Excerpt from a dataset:
------
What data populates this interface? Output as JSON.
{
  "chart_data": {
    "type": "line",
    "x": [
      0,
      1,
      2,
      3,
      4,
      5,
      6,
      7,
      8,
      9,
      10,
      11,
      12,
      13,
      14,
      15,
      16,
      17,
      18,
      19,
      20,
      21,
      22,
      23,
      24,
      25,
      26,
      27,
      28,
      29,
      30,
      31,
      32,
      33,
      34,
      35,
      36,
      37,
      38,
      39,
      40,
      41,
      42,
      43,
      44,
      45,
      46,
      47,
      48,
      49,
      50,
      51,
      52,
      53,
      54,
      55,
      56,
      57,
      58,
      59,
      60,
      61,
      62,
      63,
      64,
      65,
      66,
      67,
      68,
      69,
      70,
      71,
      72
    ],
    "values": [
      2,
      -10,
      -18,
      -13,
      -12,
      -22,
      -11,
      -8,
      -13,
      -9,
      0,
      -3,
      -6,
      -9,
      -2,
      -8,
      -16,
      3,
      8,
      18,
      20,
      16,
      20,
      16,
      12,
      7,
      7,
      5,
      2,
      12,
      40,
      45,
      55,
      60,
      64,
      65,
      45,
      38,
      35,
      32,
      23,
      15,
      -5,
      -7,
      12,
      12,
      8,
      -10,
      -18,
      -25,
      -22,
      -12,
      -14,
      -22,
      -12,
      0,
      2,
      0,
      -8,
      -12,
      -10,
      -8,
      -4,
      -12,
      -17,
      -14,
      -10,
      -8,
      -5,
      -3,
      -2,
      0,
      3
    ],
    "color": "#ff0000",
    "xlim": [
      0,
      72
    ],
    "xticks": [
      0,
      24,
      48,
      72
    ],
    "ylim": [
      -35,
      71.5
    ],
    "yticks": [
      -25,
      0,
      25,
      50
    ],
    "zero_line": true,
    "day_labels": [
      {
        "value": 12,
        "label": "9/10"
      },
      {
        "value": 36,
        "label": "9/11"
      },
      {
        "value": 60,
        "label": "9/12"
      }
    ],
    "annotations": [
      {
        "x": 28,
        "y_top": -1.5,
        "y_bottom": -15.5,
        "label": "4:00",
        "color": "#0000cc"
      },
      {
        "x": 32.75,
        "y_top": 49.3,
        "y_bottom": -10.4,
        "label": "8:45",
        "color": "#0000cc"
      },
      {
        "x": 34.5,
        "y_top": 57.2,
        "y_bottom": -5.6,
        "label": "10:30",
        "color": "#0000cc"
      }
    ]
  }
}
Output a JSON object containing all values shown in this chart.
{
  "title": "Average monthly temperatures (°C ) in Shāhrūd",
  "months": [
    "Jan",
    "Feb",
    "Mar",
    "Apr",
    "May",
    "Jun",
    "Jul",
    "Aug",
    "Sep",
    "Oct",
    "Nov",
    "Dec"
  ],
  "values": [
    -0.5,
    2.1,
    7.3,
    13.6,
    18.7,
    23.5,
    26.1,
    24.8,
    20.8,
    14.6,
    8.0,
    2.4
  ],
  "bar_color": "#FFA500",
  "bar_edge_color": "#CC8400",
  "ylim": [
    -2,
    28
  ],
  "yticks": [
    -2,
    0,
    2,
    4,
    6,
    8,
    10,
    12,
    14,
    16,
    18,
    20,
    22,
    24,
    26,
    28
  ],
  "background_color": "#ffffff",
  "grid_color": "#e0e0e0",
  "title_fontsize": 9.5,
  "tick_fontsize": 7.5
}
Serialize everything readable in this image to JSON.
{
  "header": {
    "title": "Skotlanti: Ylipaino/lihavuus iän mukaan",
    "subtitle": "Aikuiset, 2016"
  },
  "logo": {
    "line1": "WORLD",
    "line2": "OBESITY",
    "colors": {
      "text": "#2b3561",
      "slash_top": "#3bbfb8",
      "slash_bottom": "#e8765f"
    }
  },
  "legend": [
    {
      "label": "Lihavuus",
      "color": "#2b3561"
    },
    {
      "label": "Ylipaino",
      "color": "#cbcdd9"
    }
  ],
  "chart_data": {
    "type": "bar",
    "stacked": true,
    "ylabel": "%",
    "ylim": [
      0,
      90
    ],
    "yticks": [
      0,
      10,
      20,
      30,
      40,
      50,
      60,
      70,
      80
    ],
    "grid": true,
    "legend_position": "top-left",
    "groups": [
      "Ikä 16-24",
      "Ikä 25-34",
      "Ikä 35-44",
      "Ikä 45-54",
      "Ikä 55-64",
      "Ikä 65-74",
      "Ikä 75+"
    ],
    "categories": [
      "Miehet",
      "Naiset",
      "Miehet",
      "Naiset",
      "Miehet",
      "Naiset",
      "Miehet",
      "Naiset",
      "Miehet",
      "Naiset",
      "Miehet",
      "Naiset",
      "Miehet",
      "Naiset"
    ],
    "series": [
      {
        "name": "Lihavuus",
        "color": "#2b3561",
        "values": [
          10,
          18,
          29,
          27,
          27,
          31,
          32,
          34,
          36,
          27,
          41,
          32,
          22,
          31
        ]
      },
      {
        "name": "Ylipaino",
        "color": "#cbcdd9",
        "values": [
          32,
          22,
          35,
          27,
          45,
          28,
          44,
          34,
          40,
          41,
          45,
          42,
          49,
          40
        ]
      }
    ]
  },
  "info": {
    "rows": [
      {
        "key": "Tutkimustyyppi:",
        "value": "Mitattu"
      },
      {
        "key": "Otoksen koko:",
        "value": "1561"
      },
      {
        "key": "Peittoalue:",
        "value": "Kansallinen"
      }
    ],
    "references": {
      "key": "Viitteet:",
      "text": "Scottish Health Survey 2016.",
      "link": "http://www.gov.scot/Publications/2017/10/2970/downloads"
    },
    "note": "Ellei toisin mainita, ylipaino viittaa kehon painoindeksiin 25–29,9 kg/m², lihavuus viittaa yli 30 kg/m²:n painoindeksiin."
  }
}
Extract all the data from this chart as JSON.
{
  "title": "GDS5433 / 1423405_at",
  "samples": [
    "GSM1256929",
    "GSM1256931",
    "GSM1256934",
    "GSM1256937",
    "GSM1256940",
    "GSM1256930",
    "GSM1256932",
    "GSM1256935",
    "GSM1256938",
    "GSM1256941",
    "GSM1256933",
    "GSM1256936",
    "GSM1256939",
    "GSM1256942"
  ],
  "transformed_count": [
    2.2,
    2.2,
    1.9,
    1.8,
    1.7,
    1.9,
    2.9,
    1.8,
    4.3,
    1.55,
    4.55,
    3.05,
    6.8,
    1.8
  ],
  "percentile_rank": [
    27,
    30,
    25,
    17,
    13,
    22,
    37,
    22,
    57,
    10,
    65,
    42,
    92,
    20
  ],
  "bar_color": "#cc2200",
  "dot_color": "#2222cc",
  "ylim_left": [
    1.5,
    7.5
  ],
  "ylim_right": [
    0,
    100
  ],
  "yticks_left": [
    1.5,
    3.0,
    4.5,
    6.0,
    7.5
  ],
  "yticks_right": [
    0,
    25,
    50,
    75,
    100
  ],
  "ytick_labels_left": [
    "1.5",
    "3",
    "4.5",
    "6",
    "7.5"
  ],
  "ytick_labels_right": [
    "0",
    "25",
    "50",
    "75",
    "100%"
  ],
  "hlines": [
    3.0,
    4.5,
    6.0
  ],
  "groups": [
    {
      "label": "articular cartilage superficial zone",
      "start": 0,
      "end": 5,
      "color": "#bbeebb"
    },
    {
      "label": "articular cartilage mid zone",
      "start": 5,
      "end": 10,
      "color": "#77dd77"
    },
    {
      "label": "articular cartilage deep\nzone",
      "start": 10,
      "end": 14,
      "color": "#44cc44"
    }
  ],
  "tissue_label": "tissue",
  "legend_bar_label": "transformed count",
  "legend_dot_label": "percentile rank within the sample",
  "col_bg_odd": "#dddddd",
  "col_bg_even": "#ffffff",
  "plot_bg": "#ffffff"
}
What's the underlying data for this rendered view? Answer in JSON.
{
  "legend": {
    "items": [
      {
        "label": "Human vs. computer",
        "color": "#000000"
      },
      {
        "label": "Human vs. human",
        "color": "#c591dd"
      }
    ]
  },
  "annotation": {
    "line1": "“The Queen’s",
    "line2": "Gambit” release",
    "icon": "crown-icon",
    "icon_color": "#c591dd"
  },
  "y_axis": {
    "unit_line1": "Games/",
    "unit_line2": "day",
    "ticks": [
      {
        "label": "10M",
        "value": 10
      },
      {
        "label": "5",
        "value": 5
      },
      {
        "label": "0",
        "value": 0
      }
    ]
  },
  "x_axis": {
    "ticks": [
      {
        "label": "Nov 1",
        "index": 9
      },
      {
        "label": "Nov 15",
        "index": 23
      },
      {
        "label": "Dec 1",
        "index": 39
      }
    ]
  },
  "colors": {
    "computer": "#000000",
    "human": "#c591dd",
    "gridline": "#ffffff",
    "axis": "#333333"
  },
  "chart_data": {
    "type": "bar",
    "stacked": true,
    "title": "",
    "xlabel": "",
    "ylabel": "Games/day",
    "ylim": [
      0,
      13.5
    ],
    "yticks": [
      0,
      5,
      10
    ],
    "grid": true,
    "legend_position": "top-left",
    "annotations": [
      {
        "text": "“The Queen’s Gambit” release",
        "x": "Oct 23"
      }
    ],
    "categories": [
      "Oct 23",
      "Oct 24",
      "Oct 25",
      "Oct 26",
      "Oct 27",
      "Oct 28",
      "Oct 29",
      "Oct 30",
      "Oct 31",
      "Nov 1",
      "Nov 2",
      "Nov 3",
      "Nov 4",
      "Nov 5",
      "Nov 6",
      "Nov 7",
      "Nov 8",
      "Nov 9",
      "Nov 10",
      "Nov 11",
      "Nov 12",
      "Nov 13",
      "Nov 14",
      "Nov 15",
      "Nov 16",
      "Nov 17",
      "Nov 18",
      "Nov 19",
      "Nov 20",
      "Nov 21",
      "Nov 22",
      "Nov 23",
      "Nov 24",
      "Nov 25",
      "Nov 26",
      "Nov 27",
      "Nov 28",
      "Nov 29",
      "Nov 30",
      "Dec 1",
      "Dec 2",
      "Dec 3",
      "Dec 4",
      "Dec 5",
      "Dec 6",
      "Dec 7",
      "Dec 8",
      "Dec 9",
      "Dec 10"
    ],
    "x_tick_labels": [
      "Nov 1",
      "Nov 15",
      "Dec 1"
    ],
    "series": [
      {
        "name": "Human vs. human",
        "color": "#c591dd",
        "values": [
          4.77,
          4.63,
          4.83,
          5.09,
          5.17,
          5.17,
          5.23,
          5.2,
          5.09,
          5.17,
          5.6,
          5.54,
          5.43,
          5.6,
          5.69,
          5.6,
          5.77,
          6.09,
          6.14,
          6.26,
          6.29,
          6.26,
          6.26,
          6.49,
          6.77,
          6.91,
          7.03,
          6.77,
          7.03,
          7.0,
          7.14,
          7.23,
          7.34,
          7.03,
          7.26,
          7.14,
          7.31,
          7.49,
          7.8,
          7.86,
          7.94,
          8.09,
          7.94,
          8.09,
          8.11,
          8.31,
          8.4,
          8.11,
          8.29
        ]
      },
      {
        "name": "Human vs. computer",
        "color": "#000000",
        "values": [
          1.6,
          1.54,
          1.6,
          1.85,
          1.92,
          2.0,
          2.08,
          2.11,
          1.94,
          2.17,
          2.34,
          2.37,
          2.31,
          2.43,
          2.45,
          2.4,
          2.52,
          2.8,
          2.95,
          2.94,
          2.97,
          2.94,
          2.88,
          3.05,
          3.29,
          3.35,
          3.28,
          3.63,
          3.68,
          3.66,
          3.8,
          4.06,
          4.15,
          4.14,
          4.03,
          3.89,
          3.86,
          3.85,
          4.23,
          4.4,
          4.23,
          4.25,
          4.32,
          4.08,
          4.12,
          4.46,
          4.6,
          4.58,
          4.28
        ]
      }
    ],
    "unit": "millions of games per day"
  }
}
------
▶ WORK INSTRUCTIONS:
In the material above, find the lines that contain "computer" and show them.

▶ ANSWER FOR THIS EXERCISE:
        "label": "Human vs. computer",
    "computer": "#000000",
        "name": "Human vs. computer",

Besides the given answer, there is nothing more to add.